• What is asked
Write the records out again, precisely as they stand.

• Recorded data
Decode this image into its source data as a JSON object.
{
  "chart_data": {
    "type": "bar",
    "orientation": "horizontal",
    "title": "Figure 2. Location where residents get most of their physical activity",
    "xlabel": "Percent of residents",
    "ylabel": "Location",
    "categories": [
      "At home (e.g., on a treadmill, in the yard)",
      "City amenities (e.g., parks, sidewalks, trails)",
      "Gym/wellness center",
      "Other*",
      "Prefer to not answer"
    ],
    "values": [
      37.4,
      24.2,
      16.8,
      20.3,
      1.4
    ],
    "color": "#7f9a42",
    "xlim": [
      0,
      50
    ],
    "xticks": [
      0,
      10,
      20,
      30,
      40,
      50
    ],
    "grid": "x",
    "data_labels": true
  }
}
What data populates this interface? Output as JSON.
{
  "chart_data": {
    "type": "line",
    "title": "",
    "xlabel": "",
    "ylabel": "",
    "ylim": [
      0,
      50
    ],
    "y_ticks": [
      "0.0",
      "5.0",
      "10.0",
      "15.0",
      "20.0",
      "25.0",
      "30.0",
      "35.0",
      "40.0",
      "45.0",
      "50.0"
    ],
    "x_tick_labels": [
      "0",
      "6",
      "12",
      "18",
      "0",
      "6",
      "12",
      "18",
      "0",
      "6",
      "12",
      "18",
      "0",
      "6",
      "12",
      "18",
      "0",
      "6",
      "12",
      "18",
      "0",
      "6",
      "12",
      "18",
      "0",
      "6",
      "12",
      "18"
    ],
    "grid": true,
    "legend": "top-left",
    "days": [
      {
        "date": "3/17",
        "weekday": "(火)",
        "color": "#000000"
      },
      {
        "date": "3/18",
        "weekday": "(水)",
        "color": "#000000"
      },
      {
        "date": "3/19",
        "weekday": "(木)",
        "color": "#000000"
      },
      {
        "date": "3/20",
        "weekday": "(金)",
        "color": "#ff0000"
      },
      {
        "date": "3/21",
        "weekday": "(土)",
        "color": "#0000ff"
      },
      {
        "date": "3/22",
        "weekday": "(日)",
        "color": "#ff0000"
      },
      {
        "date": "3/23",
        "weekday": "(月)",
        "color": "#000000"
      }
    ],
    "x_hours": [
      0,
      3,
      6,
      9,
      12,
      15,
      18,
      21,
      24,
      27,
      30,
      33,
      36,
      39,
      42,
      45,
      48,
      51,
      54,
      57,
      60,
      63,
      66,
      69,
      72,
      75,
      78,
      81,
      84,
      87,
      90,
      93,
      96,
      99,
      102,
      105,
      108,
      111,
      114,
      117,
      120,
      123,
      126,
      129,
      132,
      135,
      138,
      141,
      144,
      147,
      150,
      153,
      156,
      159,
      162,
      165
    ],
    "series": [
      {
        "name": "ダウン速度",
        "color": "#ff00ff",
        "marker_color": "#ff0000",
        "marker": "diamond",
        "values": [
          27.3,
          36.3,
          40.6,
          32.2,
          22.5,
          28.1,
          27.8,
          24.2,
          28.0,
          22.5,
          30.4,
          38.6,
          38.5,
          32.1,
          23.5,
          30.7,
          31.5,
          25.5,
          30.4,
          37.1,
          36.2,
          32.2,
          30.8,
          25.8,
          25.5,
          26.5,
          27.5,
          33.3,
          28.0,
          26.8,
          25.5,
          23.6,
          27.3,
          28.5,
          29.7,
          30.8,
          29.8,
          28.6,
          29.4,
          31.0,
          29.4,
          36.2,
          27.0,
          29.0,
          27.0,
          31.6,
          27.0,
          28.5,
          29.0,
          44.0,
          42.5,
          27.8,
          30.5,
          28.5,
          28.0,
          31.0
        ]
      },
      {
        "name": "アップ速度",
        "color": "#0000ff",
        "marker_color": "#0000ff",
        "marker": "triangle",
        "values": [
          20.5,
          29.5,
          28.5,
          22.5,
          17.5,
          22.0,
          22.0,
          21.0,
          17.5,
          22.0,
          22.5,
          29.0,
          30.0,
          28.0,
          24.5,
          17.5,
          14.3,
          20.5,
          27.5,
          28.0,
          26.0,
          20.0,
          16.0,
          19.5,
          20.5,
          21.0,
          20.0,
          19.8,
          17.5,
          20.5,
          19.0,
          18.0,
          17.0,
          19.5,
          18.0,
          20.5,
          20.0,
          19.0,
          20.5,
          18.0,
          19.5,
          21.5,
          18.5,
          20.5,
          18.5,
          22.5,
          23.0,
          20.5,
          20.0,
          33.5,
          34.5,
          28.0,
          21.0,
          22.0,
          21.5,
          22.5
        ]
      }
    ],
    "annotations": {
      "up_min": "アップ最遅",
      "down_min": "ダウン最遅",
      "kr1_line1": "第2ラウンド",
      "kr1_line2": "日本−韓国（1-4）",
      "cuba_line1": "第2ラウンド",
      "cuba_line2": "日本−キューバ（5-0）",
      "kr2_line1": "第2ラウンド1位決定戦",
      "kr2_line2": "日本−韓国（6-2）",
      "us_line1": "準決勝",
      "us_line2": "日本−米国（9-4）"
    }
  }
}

• Written reply
Decode this image into its source data as a JSON object.
{
  "chart_data": {
    "type": "bar",
    "orientation": "horizontal",
    "title": "Figure 2. Location where residents get most of their physical activity",
    "xlabel": "Percent of residents",
    "ylabel": "Location",
    "categories": [
      "At home (e.g., on a treadmill, in the yard)",
      "City amenities (e.g., parks, sidewalks, trails)",
      "Gym/wellness center",
      "Other*",
      "Prefer to not answer"
    ],
    "values": [
      37.4,
      24.2,
      16.8,
      20.3,
      1.4
    ],
    "color": "#7f9a42",
    "xlim": [
      0,
      50
    ],
    "xticks": [
      0,
      10,
      20,
      30,
      40,
      50
    ],
    "grid": "x",
    "data_labels": true
  }
}
What data populates this interface? Output as JSON.
{
  "chart_data": {
    "type": "line",
    "title": "",
    "xlabel": "",
    "ylabel": "",
    "ylim": [
      0,
      50
    ],
    "y_ticks": [
      "0.0",
      "5.0",
      "10.0",
      "15.0",
      "20.0",
      "25.0",
      "30.0",
      "35.0",
      "40.0",
      "45.0",
      "50.0"
    ],
    "x_tick_labels": [
      "0",
      "6",
      "12",
      "18",
      "0",
      "6",
      "12",
      "18",
      "0",
      "6",
      "12",
      "18",
      "0",
      "6",
      "12",
      "18",
      "0",
      "6",
      "12",
      "18",
      "0",
      "6",
      "12",
      "18",
      "0",
      "6",
      "12",
      "18"
    ],
    "grid": true,
    "legend": "top-left",
    "days": [
      {
        "date": "3/17",
        "weekday": "(火)",
        "color": "#000000"
      },
      {
        "date": "3/18",
        "weekday": "(水)",
        "color": "#000000"
      },
      {
        "date": "3/19",
        "weekday": "(木)",
        "color": "#000000"
      },
      {
        "date": "3/20",
        "weekday": "(金)",
        "color": "#ff0000"
      },
      {
        "date": "3/21",
        "weekday": "(土)",
        "color": "#0000ff"
      },
      {
        "date": "3/22",
        "weekday": "(日)",
        "color": "#ff0000"
      },
      {
        "date": "3/23",
        "weekday": "(月)",
        "color": "#000000"
      }
    ],
    "x_hours": [
      0,
      3,
      6,
      9,
      12,
      15,
      18,
      21,
      24,
      27,
      30,
      33,
      36,
      39,
      42,
      45,
      48,
      51,
      54,
      57,
      60,
      63,
      66,
      69,
      72,
      75,
      78,
      81,
      84,
      87,
      90,
      93,
      96,
      99,
      102,
      105,
      108,
      111,
      114,
      117,
      120,
      123,
      126,
      129,
      132,
      135,
      138,
      141,
      144,
      147,
      150,
      153,
      156,
      159,
      162,
      165
    ],
    "series": [
      {
        "name": "ダウン速度",
        "color": "#ff00ff",
        "marker_color": "#ff0000",
        "marker": "diamond",
        "values": [
          27.3,
          36.3,
          40.6,
          32.2,
          22.5,
          28.1,
          27.8,
          24.2,
          28.0,
          22.5,
          30.4,
          38.6,
          38.5,
          32.1,
          23.5,
          30.7,
          31.5,
          25.5,
          30.4,
          37.1,
          36.2,
          32.2,
          30.8,
          25.8,
          25.5,
          26.5,
          27.5,
          33.3,
          28.0,
          26.8,
          25.5,
          23.6,
          27.3,
          28.5,
          29.7,
          30.8,
          29.8,
          28.6,
          29.4,
          31.0,
          29.4,
          36.2,
          27.0,
          29.0,
          27.0,
          31.6,
          27.0,
          28.5,
          29.0,
          44.0,
          42.5,
          27.8,
          30.5,
          28.5,
          28.0,
          31.0
        ]
      },
      {
        "name": "アップ速度",
        "color": "#0000ff",
        "marker_color": "#0000ff",
        "marker": "triangle",
        "values": [
          20.5,
          29.5,
          28.5,
          22.5,
          17.5,
          22.0,
          22.0,
          21.0,
          17.5,
          22.0,
          22.5,
          29.0,
          30.0,
          28.0,
          24.5,
          17.5,
          14.3,
          20.5,
          27.5,
          28.0,
          26.0,
          20.0,
          16.0,
          19.5,
          20.5,
          21.0,
          20.0,
          19.8,
          17.5,
          20.5,
          19.0,
          18.0,
          17.0,
          19.5,
          18.0,
          20.5,
          20.0,
          19.0,
          20.5,
          18.0,
          19.5,
          21.5,
          18.5,
          20.5,
          18.5,
          22.5,
          23.0,
          20.5,
          20.0,
          33.5,
          34.5,
          28.0,
          21.0,
          22.0,
          21.5,
          22.5
        ]
      }
    ],
    "annotations": {
      "up_min": "アップ最遅",
      "down_min": "ダウン最遅",
      "kr1_line1": "第2ラウンド",
      "kr1_line2": "日本−韓国（1-4）",
      "cuba_line1": "第2ラウンド",
      "cuba_line2": "日本−キューバ（5-0）",
      "kr2_line1": "第2ラウンド1位決定戦",
      "kr2_line2": "日本−韓国（6-2）",
      "us_line1": "準決勝",
      "us_line2": "日本−米国（9-4）"
    }
  }
}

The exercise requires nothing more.